#### Exercise aim:
Locate the word "back" in the data below, then copy every line that holds it.

#### Excerpted data:
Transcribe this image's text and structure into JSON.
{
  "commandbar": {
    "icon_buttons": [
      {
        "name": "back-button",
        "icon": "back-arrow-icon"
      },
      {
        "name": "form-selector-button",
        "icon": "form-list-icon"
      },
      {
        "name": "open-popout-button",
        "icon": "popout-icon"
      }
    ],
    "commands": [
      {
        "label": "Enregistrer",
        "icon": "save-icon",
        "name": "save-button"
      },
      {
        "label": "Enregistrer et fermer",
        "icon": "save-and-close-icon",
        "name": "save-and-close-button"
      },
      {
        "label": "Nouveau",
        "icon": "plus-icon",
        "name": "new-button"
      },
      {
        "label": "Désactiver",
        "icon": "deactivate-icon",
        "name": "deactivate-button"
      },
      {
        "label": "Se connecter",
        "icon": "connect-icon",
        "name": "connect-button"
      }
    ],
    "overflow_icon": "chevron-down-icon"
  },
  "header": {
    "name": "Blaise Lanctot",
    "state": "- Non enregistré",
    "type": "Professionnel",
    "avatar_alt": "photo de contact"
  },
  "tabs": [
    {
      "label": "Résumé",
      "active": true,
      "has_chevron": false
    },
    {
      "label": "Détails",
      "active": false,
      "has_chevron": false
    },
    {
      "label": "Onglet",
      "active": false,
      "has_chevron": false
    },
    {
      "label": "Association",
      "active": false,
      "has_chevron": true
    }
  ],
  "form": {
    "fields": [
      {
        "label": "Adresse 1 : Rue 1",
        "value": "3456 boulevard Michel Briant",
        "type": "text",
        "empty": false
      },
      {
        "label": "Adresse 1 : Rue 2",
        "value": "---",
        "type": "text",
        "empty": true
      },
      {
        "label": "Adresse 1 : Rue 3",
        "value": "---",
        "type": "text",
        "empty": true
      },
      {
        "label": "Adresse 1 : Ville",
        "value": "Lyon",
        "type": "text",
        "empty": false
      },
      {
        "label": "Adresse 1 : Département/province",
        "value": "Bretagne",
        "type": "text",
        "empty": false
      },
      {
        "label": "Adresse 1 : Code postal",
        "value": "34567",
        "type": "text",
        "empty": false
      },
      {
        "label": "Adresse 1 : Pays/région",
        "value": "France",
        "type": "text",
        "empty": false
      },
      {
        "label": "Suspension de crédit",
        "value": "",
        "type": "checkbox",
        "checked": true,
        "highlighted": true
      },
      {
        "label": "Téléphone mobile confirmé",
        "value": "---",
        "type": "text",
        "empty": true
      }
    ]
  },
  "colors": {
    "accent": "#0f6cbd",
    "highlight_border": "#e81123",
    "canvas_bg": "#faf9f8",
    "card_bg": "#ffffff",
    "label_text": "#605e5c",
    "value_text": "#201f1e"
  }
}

#### Response to this task:
        "name": "back-button",
        "icon": "back-arrow-icon"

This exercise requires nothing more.